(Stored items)
>> begin

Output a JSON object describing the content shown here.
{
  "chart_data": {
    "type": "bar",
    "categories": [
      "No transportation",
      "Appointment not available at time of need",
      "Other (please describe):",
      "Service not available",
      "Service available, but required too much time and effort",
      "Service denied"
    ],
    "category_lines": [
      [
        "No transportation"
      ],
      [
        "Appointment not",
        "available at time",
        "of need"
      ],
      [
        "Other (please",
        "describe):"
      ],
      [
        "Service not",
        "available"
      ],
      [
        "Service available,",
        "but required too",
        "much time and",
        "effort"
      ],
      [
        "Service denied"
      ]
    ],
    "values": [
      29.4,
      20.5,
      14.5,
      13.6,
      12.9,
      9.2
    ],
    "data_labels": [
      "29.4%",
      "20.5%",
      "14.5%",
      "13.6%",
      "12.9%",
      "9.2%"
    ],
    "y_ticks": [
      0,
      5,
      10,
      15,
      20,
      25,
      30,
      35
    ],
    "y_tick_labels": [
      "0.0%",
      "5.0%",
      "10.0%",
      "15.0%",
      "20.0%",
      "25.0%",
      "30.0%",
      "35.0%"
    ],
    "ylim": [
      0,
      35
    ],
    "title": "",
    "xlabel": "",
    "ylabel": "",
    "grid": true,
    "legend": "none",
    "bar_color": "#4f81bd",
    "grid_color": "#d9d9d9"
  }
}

>> end

▶ Required work
Extract all of the data above without altering anything.

▶ Response to the exercise
Output a JSON object describing the content shown here.
{
  "chart_data": {
    "type": "bar",
    "categories": [
      "No transportation",
      "Appointment not available at time of need",
      "Other (please describe):",
      "Service not available",
      "Service available, but required too much time and effort",
      "Service denied"
    ],
    "category_lines": [
      [
        "No transportation"
      ],
      [
        "Appointment not",
        "available at time",
        "of need"
      ],
      [
        "Other (please",
        "describe):"
      ],
      [
        "Service not",
        "available"
      ],
      [
        "Service available,",
        "but required too",
        "much time and",
        "effort"
      ],
      [
        "Service denied"
      ]
    ],
    "values": [
      29.4,
      20.5,
      14.5,
      13.6,
      12.9,
      9.2
    ],
    "data_labels": [
      "29.4%",
      "20.5%",
      "14.5%",
      "13.6%",
      "12.9%",
      "9.2%"
    ],
    "y_ticks": [
      0,
      5,
      10,
      15,
      20,
      25,
      30,
      35
    ],
    "y_tick_labels": [
      "0.0%",
      "5.0%",
      "10.0%",
      "15.0%",
      "20.0%",
      "25.0%",
      "30.0%",
      "35.0%"
    ],
    "ylim": [
      0,
      35
    ],
    "title": "",
    "xlabel": "",
    "ylabel": "",
    "grid": true,
    "legend": "none",
    "bar_color": "#4f81bd",
    "grid_color": "#d9d9d9"
  }
}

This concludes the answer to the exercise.